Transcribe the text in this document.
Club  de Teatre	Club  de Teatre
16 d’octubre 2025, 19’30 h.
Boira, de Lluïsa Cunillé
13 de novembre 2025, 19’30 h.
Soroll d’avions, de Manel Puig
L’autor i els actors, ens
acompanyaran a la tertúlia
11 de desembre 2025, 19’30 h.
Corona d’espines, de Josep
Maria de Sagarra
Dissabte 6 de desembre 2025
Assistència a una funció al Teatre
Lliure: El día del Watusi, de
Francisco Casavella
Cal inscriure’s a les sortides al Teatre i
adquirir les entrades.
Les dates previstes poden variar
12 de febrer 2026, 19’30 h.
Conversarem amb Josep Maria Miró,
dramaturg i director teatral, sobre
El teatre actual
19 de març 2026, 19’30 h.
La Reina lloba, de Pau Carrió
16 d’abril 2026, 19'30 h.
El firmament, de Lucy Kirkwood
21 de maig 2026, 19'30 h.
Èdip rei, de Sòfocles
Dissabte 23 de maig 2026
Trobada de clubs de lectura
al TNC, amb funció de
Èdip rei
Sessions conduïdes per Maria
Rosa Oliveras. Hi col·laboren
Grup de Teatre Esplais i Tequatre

......

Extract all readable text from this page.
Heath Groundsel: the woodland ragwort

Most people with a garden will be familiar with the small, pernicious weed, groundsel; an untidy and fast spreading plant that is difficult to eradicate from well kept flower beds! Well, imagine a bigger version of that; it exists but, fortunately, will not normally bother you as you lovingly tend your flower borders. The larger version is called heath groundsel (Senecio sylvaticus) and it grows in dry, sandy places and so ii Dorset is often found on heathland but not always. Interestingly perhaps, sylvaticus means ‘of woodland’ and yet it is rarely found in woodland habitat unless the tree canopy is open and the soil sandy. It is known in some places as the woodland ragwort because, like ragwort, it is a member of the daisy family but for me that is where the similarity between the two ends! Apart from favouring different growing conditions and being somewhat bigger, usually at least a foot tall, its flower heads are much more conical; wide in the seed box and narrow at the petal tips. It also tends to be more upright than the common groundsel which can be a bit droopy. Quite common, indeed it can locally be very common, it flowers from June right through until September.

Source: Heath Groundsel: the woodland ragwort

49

......

Task prompt: Point out every line holding the string "Maria" and copy it.

Answer for the task:
Maria de Sagarra
Conversarem amb Josep Maria Miró,
Sessions conduïdes per Maria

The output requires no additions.